— Start of Given data —

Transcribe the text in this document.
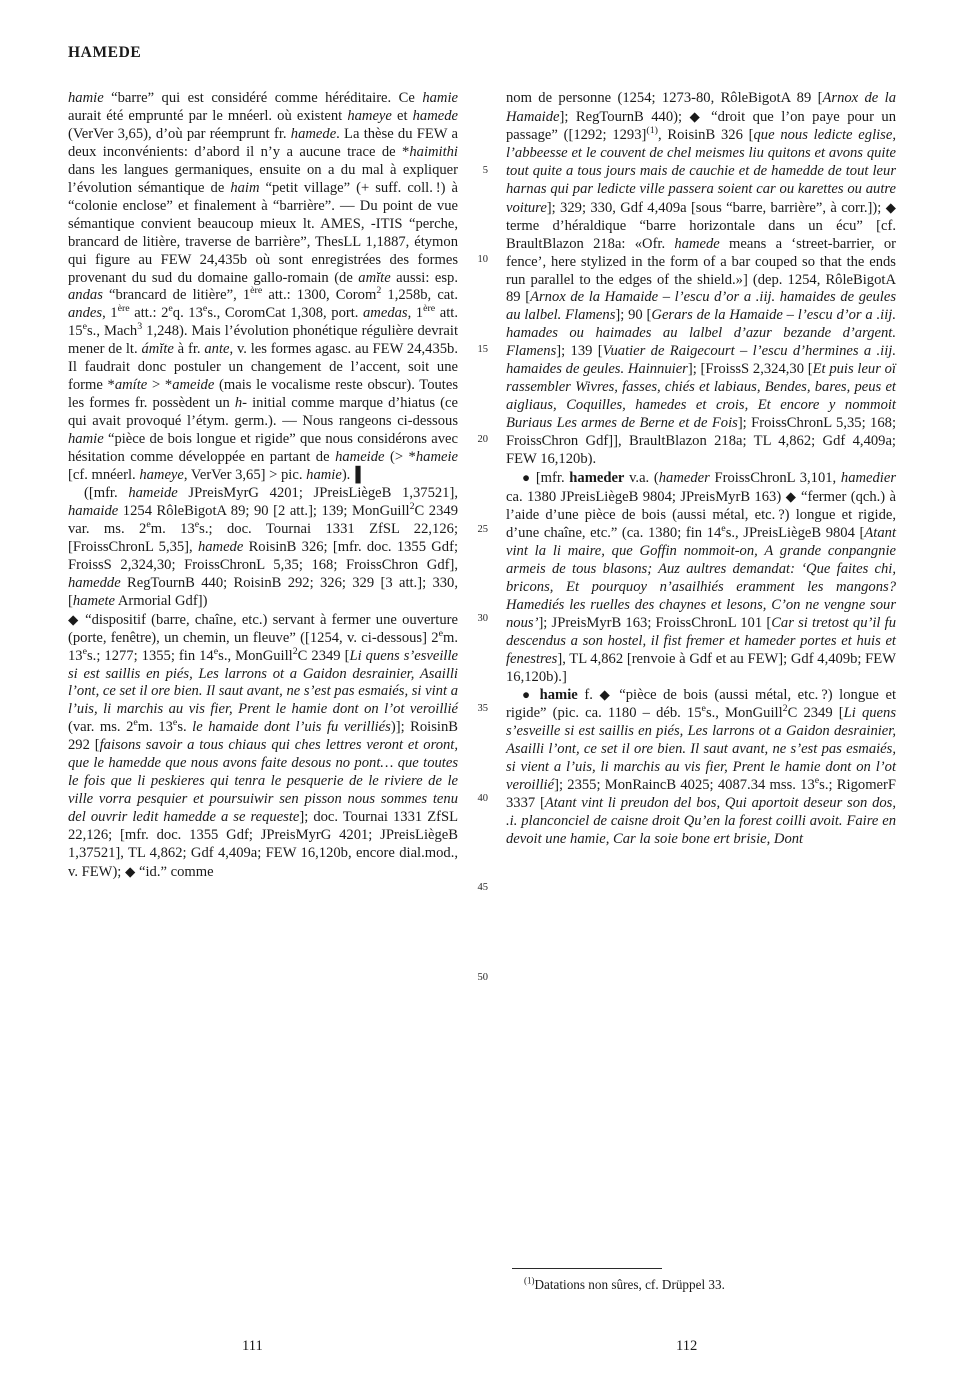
HAMEDE

hamie “barre” qui est considéré comme héréditaire. Ce hamie aurait été emprunté par le mnéerl. où existent hameye et hamede (VerVer 3,65), d’où par réemprunt fr. hamede. La thèse du FEW a deux inconvénients: d’abord il n’y a aucune trace de *haimithi dans les langues germaniques, ensuite on a du mal à expliquer l’évolution sémantique de haim “petit village” (+ suff. coll. !) à “colonie enclose” et finalement à “barrière”. — Du point de vue sémantique convient beaucoup mieux lt. AMES, -ITIS “perche, brancard de litière, traverse de barrière”, ThesLL 1,1887, étymon qui figure au FEW 24,435b où sont enregistrées des formes provenant du sud du domaine gallo-romain (de amĭte aussi: esp. andas “brancard de litière”, 1ère att.: 1300, Corom$^2$ 1,258b, cat. andes, 1ère att.: 2eq. 13es., CoromCat 1,308, port. amedas, 1ère att. 15es., Mach$^3$ 1,248). Mais l’évolution phonétique régulière devrait mener de lt. ámĭte à fr. ante, v. les formes agasc. au FEW 24,435b. Il faudrait donc postuler un changement de l’accent, soit une forme *amíte > *ameide (mais le vocalisme reste obscur). Toutes les formes fr. possèdent un h- initial comme marque d’hiatus (ce qui avait provoqué l’étym. germ.). — Nous rangeons ci-dessous hamie “pièce de bois longue et rigide” que nous considérons avec hésitation comme développée en partant de hameide (> *hameie [cf. mnéerl. hameye, VerVer 3,65] > pic. hamie).▐

([mfr. hameide JPreisMyrG 4201; JPreisLiègeB 1,37521], hamaide 1254 RôleBigotA 89; 90 [2 att.]; 139; MonGuill$^2$C 2349 var. ms. 2em. 13es.; doc. Tournai 1331 ZfSL 22,126; [FroissChronL 5,35], hamede RoisinB 326; [mfr. doc. 1355 Gdf; FroissS 2,324,30; FroissChronL 5,35; 168; FroissChron Gdf], hamedde RegTournB 440; RoisinB 292; 326; 329 [3 att.]; 330, [hamete Armorial Gdf])

◆ “dispositif (barre, chaîne, etc.) servant à fermer une ouverture (porte, fenêtre), un chemin, un fleuve” ([1254, v. ci-dessous] 2em. 13es.; 1277; 1355; fin 14es., MonGuill$^2$C 2349 [Li quens s’esveille si est saillis en piés, Les larrons ot a Gaidon desrainier, Asailli l’ont, ce set il ore bien. Il saut avant, ne s’est pas esmaiés, si vint a l’uis, li marchis au vis fier, Prent le hamie dont on l’ot veroillié (var. ms. 2em. 13es. le hamaide dont l’uis fu verilliés)]; RoisinB 292 [faisons savoir a tous chiaus qui ches lettres veront et oront, que le hamedde que nous avons faite desous no pont… que toutes le fois que li peskieres qui tenra le pesquerie de le riviere de le ville vorra pesquier et poursuiwir sen pisson nous sommes tenu del ouvrir ledit hamedde a se requeste]; doc. Tournai 1331 ZfSL 22,126; [mfr. doc. 1355 Gdf; JPreisMyrG 4201; JPreisLiègeB 1,37521], TL 4,862; Gdf 4,409a; FEW 16,120b, encore dial.mod., v. FEW); ◆ “id.” comme

nom de personne (1254; 1273-80, RôleBigotA 89 [Arnox de la Hamaide]; RegTournB 440); ◆ “droit que l’on paye pour un passage” ([1292; 1293]$^{(1)}$, RoisinB 326 [que nous ledicte eglise, l’abbeesse et le couvent de chel meismes liu quitons et avons quite tout quite a tous jours mais de cauchie et de hamedde de tout leur harnas qui par ledicte ville passera soient car ou karettes ou autre voiture]; 329; 330, Gdf 4,409a [sous “barre, barrière”, à corr.]); ◆ terme d’héraldique “barre horizontale dans un écu” [cf. BraultBlazon 218a: «Ofr. hamede means a ‘street-barrier, or fence’, here stylized in the form of a bar couped so that the ends run parallel to the edges of the shield.»] (dep. 1254, RôleBigotA 89 [Arnox de la Hamaide – l’escu d’or a .iij. hamaides de geules au lalbel. Flamens]; 90 [Gerars de la Hamaide – l’escu d’or a .iij. hamades ou haimades au lalbel d’azur bezande d’argent. Flamens]; 139 [Vuatier de Raigecourt – l’escu d’hermines a .iij. hamaides de geules. Hainnuier]; [FroissS 2,324,30 [Et puis leur oï rassembler Wivres, fasses, chiés et labiaus, Bendes, bares, peus et aigliaus, Coquilles, hamedes et crois, Et encore y nommoit Buriaus Les armes de Berne et de Fois]; FroissChronL 5,35; 168; FroissChron Gdf]], BraultBlazon 218a; TL 4,862; Gdf 4,409a; FEW 16,120b).

● [mfr. hameder v.a. (hameder FroissChronL 3,101, hamedier ca. 1380 JPreisLiègeB 9804; JPreisMyrB 163) ◆ “fermer (qch.) à l’aide d’une pièce de bois (aussi métal, etc. ?) longue et rigide, d’une chaîne, etc.” (ca. 1380; fin 14es., JPreisLiègeB 9804 [Atant vint la li maire, que Goffin nommoit-on, A grande conpangnie armeis de tous blasons; Auz aultres demandat: ‘Que faites chi, bricons, Et pourquoy n’asailhiés eramment les mangons? Hamediés les ruelles des chaynes et lesons, C’on ne vengne sour nous’]; JPreisMyrB 163; FroissChronL 101 [Car si tretost qu’il fu descendus a son hostel, il fist fremer et hameder portes et huis et fenestres], TL 4,862 [renvoie à Gdf et au FEW]; Gdf 4,409b; FEW 16,120b).]

● hamie f. ◆ “pièce de bois (aussi métal, etc. ?) longue et rigide” (pic. ca. 1180 – déb. 15es., MonGuill$^2$C 2349 [Li quens s’esveille si est saillis en piés, Les larrons ot a Gaidon desrainier, Asailli l’ont, ce set il ore bien. Il saut avant, ne s’est pas esmaiés, si vient a l’uis, li marchis au vis fier, Prent le hamie dont on l’ot veroillié]; 2355; MonRaincB 4025; 4087.34 mss. 13es.; RigomerF 3337 [Atant vint li preudon del bos, Qui aportoit deseur son dos, .i. planconciel de caisne droit Qu’en la forest coilli avoit. Faire en devoit une hamie, Car la soie bone ert brisie, Dont

5

10

15

20

25

30

35

40

45

50

$^{(1)}$Datations non sûres, cf. Drüppel 33.
111	112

— End of Given data —

» What needs to be done
Leave out the pictures and repeat everything else in the records exactly.

» The reply
Transcribe the text in this document.
HAMEDE

hamie “barre” qui est considéré comme héréditaire. Ce hamie aurait été emprunté par le mnéerl. où existent hameye et hamede (VerVer 3,65), d’où par réemprunt fr. hamede. La thèse du FEW a deux inconvénients: d’abord il n’y a aucune trace de *haimithi dans les langues germaniques, ensuite on a du mal à expliquer l’évolution sémantique de haim “petit village” (+ suff. coll. !) à “colonie enclose” et finalement à “barrière”. — Du point de vue sémantique convient beaucoup mieux lt. AMES, -ITIS “perche, brancard de litière, traverse de barrière”, ThesLL 1,1887, étymon qui figure au FEW 24,435b où sont enregistrées des formes provenant du sud du domaine gallo-romain (de amĭte aussi: esp. andas “brancard de litière”, 1ère att.: 1300, Corom$^2$ 1,258b, cat. andes, 1ère att.: 2eq. 13es., CoromCat 1,308, port. amedas, 1ère att. 15es., Mach$^3$ 1,248). Mais l’évolution phonétique régulière devrait mener de lt. ámĭte à fr. ante, v. les formes agasc. au FEW 24,435b. Il faudrait donc postuler un changement de l’accent, soit une forme *amíte > *ameide (mais le vocalisme reste obscur). Toutes les formes fr. possèdent un h- initial comme marque d’hiatus (ce qui avait provoqué l’étym. germ.). — Nous rangeons ci-dessous hamie “pièce de bois longue et rigide” que nous considérons avec hésitation comme développée en partant de hameide (> *hameie [cf. mnéerl. hameye, VerVer 3,65] > pic. hamie).▐

([mfr. hameide JPreisMyrG 4201; JPreisLiègeB 1,37521], hamaide 1254 RôleBigotA 89; 90 [2 att.]; 139; MonGuill$^2$C 2349 var. ms. 2em. 13es.; doc. Tournai 1331 ZfSL 22,126; [FroissChronL 5,35], hamede RoisinB 326; [mfr. doc. 1355 Gdf; FroissS 2,324,30; FroissChronL 5,35; 168; FroissChron Gdf], hamedde RegTournB 440; RoisinB 292; 326; 329 [3 att.]; 330, [hamete Armorial Gdf])

◆ “dispositif (barre, chaîne, etc.) servant à fermer une ouverture (porte, fenêtre), un chemin, un fleuve” ([1254, v. ci-dessous] 2em. 13es.; 1277; 1355; fin 14es., MonGuill$^2$C 2349 [Li quens s’esveille si est saillis en piés, Les larrons ot a Gaidon desrainier, Asailli l’ont, ce set il ore bien. Il saut avant, ne s’est pas esmaiés, si vint a l’uis, li marchis au vis fier, Prent le hamie dont on l’ot veroillié (var. ms. 2em. 13es. le hamaide dont l’uis fu verilliés)]; RoisinB 292 [faisons savoir a tous chiaus qui ches lettres veront et oront, que le hamedde que nous avons faite desous no pont… que toutes le fois que li peskieres qui tenra le pesquerie de le riviere de le ville vorra pesquier et poursuiwir sen pisson nous sommes tenu del ouvrir ledit hamedde a se requeste]; doc. Tournai 1331 ZfSL 22,126; [mfr. doc. 1355 Gdf; JPreisMyrG 4201; JPreisLiègeB 1,37521], TL 4,862; Gdf 4,409a; FEW 16,120b, encore dial.mod., v. FEW); ◆ “id.” comme

nom de personne (1254; 1273-80, RôleBigotA 89 [Arnox de la Hamaide]; RegTournB 440); ◆ “droit que l’on paye pour un passage” ([1292; 1293]$^{(1)}$, RoisinB 326 [que nous ledicte eglise, l’abbeesse et le couvent de chel meismes liu quitons et avons quite tout quite a tous jours mais de cauchie et de hamedde de tout leur harnas qui par ledicte ville passera soient car ou karettes ou autre voiture]; 329; 330, Gdf 4,409a [sous “barre, barrière”, à corr.]); ◆ terme d’héraldique “barre horizontale dans un écu” [cf. BraultBlazon 218a: «Ofr. hamede means a ‘street-barrier, or fence’, here stylized in the form of a bar couped so that the ends run parallel to the edges of the shield.»] (dep. 1254, RôleBigotA 89 [Arnox de la Hamaide – l’escu d’or a .iij. hamaides de geules au lalbel. Flamens]; 90 [Gerars de la Hamaide – l’escu d’or a .iij. hamades ou haimades au lalbel d’azur bezande d’argent. Flamens]; 139 [Vuatier de Raigecourt – l’escu d’hermines a .iij. hamaides de geules. Hainnuier]; [FroissS 2,324,30 [Et puis leur oï rassembler Wivres, fasses, chiés et labiaus, Bendes, bares, peus et aigliaus, Coquilles, hamedes et crois, Et encore y nommoit Buriaus Les armes de Berne et de Fois]; FroissChronL 5,35; 168; FroissChron Gdf]], BraultBlazon 218a; TL 4,862; Gdf 4,409a; FEW 16,120b).

● [mfr. hameder v.a. (hameder FroissChronL 3,101, hamedier ca. 1380 JPreisLiègeB 9804; JPreisMyrB 163) ◆ “fermer (qch.) à l’aide d’une pièce de bois (aussi métal, etc. ?) longue et rigide, d’une chaîne, etc.” (ca. 1380; fin 14es., JPreisLiègeB 9804 [Atant vint la li maire, que Goffin nommoit-on, A grande conpangnie armeis de tous blasons; Auz aultres demandat: ‘Que faites chi, bricons, Et pourquoy n’asailhiés eramment les mangons? Hamediés les ruelles des chaynes et lesons, C’on ne vengne sour nous’]; JPreisMyrB 163; FroissChronL 101 [Car si tretost qu’il fu descendus a son hostel, il fist fremer et hameder portes et huis et fenestres], TL 4,862 [renvoie à Gdf et au FEW]; Gdf 4,409b; FEW 16,120b).]

● hamie f. ◆ “pièce de bois (aussi métal, etc. ?) longue et rigide” (pic. ca. 1180 – déb. 15es., MonGuill$^2$C 2349 [Li quens s’esveille si est saillis en piés, Les larrons ot a Gaidon desrainier, Asailli l’ont, ce set il ore bien. Il saut avant, ne s’est pas esmaiés, si vient a l’uis, li marchis au vis fier, Prent le hamie dont on l’ot veroillié]; 2355; MonRaincB 4025; 4087.34 mss. 13es.; RigomerF 3337 [Atant vint li preudon del bos, Qui aportoit deseur son dos, .i. planconciel de caisne droit Qu’en la forest coilli avoit. Faire en devoit une hamie, Car la soie bone ert brisie, Dont

5

10

15

20

25

30

35

40

45

50

$^{(1)}$Datations non sûres, cf. Drüppel 33.
111	112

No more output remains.